[Start of Extracted records]
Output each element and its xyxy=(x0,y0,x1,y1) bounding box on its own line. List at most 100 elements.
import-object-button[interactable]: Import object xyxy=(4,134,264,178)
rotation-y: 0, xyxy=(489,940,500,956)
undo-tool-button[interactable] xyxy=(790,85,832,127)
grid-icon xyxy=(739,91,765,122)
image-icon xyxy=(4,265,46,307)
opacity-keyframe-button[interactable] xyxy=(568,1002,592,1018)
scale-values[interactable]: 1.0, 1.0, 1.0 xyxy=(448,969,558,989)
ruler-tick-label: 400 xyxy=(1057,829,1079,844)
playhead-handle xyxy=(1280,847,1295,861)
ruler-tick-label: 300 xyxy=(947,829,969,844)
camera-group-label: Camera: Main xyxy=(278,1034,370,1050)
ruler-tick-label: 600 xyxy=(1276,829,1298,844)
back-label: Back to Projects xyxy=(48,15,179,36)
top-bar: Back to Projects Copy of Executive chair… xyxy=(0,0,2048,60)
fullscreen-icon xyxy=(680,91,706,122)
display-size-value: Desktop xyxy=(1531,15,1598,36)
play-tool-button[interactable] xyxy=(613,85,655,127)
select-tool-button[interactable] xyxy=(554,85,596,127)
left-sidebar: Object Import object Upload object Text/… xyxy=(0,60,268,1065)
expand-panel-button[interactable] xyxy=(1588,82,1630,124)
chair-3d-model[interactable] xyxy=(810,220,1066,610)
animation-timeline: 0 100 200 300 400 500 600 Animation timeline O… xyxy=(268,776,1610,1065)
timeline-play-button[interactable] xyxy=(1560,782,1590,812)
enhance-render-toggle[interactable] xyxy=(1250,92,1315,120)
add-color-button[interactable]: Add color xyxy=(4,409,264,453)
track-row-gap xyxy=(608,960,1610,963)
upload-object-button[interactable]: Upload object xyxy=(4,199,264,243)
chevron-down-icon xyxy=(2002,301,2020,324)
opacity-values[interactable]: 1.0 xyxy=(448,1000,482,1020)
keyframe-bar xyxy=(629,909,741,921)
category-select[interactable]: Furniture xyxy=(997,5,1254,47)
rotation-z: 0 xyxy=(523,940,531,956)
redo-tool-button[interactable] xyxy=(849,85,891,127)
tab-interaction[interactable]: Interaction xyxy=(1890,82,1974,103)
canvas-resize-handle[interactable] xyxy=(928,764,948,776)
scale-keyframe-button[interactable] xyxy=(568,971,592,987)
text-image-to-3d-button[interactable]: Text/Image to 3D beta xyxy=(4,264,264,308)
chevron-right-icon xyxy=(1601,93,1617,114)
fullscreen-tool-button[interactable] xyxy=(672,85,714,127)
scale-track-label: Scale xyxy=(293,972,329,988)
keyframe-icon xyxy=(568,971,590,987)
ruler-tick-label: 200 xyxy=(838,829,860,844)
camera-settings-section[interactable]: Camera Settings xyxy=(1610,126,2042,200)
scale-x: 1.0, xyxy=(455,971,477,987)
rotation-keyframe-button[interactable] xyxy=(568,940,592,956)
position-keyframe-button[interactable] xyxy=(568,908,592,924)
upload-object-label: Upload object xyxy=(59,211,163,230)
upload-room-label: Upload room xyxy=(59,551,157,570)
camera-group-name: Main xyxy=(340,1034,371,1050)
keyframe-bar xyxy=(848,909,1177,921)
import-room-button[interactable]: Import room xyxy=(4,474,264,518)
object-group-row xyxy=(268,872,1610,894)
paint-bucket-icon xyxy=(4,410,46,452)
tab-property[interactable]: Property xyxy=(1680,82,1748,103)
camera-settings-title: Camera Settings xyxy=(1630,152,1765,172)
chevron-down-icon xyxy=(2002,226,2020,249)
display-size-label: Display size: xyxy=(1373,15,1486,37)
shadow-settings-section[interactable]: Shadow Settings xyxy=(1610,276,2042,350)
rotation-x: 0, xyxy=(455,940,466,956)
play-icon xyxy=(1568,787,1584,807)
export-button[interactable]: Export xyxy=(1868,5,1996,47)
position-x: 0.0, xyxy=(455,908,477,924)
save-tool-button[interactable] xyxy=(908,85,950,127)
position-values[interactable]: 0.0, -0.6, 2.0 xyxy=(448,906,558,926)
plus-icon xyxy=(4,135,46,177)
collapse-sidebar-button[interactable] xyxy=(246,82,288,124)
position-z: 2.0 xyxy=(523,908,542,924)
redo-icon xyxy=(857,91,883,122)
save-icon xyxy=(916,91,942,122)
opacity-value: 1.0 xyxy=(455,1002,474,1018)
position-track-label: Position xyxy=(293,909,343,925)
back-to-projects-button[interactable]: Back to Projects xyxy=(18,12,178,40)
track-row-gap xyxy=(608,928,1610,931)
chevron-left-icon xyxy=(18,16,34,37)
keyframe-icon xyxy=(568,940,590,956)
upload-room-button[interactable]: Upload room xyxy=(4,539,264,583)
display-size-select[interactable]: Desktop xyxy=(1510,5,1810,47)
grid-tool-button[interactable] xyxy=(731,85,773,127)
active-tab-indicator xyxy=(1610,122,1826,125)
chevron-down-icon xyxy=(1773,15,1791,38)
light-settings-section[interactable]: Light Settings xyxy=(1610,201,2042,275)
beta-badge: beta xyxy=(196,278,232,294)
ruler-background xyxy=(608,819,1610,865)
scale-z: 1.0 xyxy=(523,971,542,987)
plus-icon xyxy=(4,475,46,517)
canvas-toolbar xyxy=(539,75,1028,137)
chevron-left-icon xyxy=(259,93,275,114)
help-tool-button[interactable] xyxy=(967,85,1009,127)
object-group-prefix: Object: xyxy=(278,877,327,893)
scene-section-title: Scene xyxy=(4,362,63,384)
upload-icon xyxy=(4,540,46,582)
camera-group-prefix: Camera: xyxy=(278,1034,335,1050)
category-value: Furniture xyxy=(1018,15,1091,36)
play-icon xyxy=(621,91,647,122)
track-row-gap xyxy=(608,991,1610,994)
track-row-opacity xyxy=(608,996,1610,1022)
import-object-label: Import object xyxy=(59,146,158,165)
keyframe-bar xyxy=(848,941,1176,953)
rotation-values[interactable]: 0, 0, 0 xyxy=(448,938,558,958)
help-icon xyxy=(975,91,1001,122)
[End of Extracted records]
Required task:
Copy out every line above word for word, with no changes.

Solution to this exercise:
Output each element and its xyxy=(x0,y0,x1,y1) bounding box on its own line. List at most 100 elements.
import-object-button[interactable]: Import object xyxy=(4,134,264,178)
rotation-y: 0, xyxy=(489,940,500,956)
undo-tool-button[interactable] xyxy=(790,85,832,127)
grid-icon xyxy=(739,91,765,122)
image-icon xyxy=(4,265,46,307)
opacity-keyframe-button[interactable] xyxy=(568,1002,592,1018)
scale-values[interactable]: 1.0, 1.0, 1.0 xyxy=(448,969,558,989)
ruler-tick-label: 400 xyxy=(1057,829,1079,844)
playhead-handle xyxy=(1280,847,1295,861)
ruler-tick-label: 300 xyxy=(947,829,969,844)
camera-group-label: Camera: Main xyxy=(278,1034,370,1050)
ruler-tick-label: 600 xyxy=(1276,829,1298,844)
back-label: Back to Projects xyxy=(48,15,179,36)
top-bar: Back to Projects Copy of Executive chair… xyxy=(0,0,2048,60)
fullscreen-icon xyxy=(680,91,706,122)
display-size-value: Desktop xyxy=(1531,15,1598,36)
play-tool-button[interactable] xyxy=(613,85,655,127)
select-tool-button[interactable] xyxy=(554,85,596,127)
left-sidebar: Object Import object Upload object Text/… xyxy=(0,60,268,1065)
expand-panel-button[interactable] xyxy=(1588,82,1630,124)
chair-3d-model[interactable] xyxy=(810,220,1066,610)
animation-timeline: 0 100 200 300 400 500 600 Animation timeline O… xyxy=(268,776,1610,1065)
timeline-play-button[interactable] xyxy=(1560,782,1590,812)
enhance-render-toggle[interactable] xyxy=(1250,92,1315,120)
add-color-button[interactable]: Add color xyxy=(4,409,264,453)
track-row-gap xyxy=(608,960,1610,963)
upload-object-button[interactable]: Upload object xyxy=(4,199,264,243)
chevron-down-icon xyxy=(2002,301,2020,324)
opacity-values[interactable]: 1.0 xyxy=(448,1000,482,1020)
keyframe-bar xyxy=(629,909,741,921)
category-select[interactable]: Furniture xyxy=(997,5,1254,47)
rotation-z: 0 xyxy=(523,940,531,956)
redo-tool-button[interactable] xyxy=(849,85,891,127)
tab-interaction[interactable]: Interaction xyxy=(1890,82,1974,103)
canvas-resize-handle[interactable] xyxy=(928,764,948,776)
scale-keyframe-button[interactable] xyxy=(568,971,592,987)
text-image-to-3d-button[interactable]: Text/Image to 3D beta xyxy=(4,264,264,308)
chevron-right-icon xyxy=(1601,93,1617,114)
fullscreen-tool-button[interactable] xyxy=(672,85,714,127)
scale-track-label: Scale xyxy=(293,972,329,988)
keyframe-icon xyxy=(568,971,590,987)
ruler-tick-label: 200 xyxy=(838,829,860,844)
camera-settings-section[interactable]: Camera Settings xyxy=(1610,126,2042,200)
scale-x: 1.0, xyxy=(455,971,477,987)
rotation-keyframe-button[interactable] xyxy=(568,940,592,956)
position-keyframe-button[interactable] xyxy=(568,908,592,924)
upload-object-label: Upload object xyxy=(59,211,163,230)
upload-room-label: Upload room xyxy=(59,551,157,570)
camera-group-name: Main xyxy=(340,1034,371,1050)
keyframe-bar xyxy=(848,909,1177,921)
import-room-button[interactable]: Import room xyxy=(4,474,264,518)
object-group-row xyxy=(268,872,1610,894)
paint-bucket-icon xyxy=(4,410,46,452)
tab-property[interactable]: Property xyxy=(1680,82,1748,103)
camera-settings-title: Camera Settings xyxy=(1630,152,1765,172)
chevron-down-icon xyxy=(2002,226,2020,249)
display-size-label: Display size: xyxy=(1373,15,1486,37)
shadow-settings-section[interactable]: Shadow Settings xyxy=(1610,276,2042,350)
rotation-x: 0, xyxy=(455,940,466,956)
play-icon xyxy=(1568,787,1584,807)
export-button[interactable]: Export xyxy=(1868,5,1996,47)
position-x: 0.0, xyxy=(455,908,477,924)
save-tool-button[interactable] xyxy=(908,85,950,127)
position-values[interactable]: 0.0, -0.6, 2.0 xyxy=(448,906,558,926)
plus-icon xyxy=(4,135,46,177)
collapse-sidebar-button[interactable] xyxy=(246,82,288,124)
position-z: 2.0 xyxy=(523,908,542,924)
redo-icon xyxy=(857,91,883,122)
save-icon xyxy=(916,91,942,122)
opacity-value: 1.0 xyxy=(455,1002,474,1018)
position-track-label: Position xyxy=(293,909,343,925)
back-to-projects-button[interactable]: Back to Projects xyxy=(18,12,178,40)
track-row-gap xyxy=(608,928,1610,931)
chevron-left-icon xyxy=(18,16,34,37)
keyframe-icon xyxy=(568,940,590,956)
upload-room-button[interactable]: Upload room xyxy=(4,539,264,583)
display-size-select[interactable]: Desktop xyxy=(1510,5,1810,47)
grid-tool-button[interactable] xyxy=(731,85,773,127)
active-tab-indicator xyxy=(1610,122,1826,125)
chevron-down-icon xyxy=(1773,15,1791,38)
light-settings-section[interactable]: Light Settings xyxy=(1610,201,2042,275)
beta-badge: beta xyxy=(196,278,232,294)
ruler-background xyxy=(608,819,1610,865)
scale-z: 1.0 xyxy=(523,971,542,987)
plus-icon xyxy=(4,475,46,517)
canvas-toolbar xyxy=(539,75,1028,137)
chevron-left-icon xyxy=(259,93,275,114)
help-tool-button[interactable] xyxy=(967,85,1009,127)
object-group-prefix: Object: xyxy=(278,877,327,893)
scene-section-title: Scene xyxy=(4,362,63,384)
upload-icon xyxy=(4,540,46,582)
camera-group-prefix: Camera: xyxy=(278,1034,335,1050)
category-value: Furniture xyxy=(1018,15,1091,36)
play-icon xyxy=(621,91,647,122)
track-row-gap xyxy=(608,991,1610,994)
track-row-opacity xyxy=(608,996,1610,1022)
import-object-label: Import object xyxy=(59,146,158,165)
keyframe-bar xyxy=(848,941,1176,953)
rotation-values[interactable]: 0, 0, 0 xyxy=(448,938,558,958)
help-icon xyxy=(975,91,1001,122)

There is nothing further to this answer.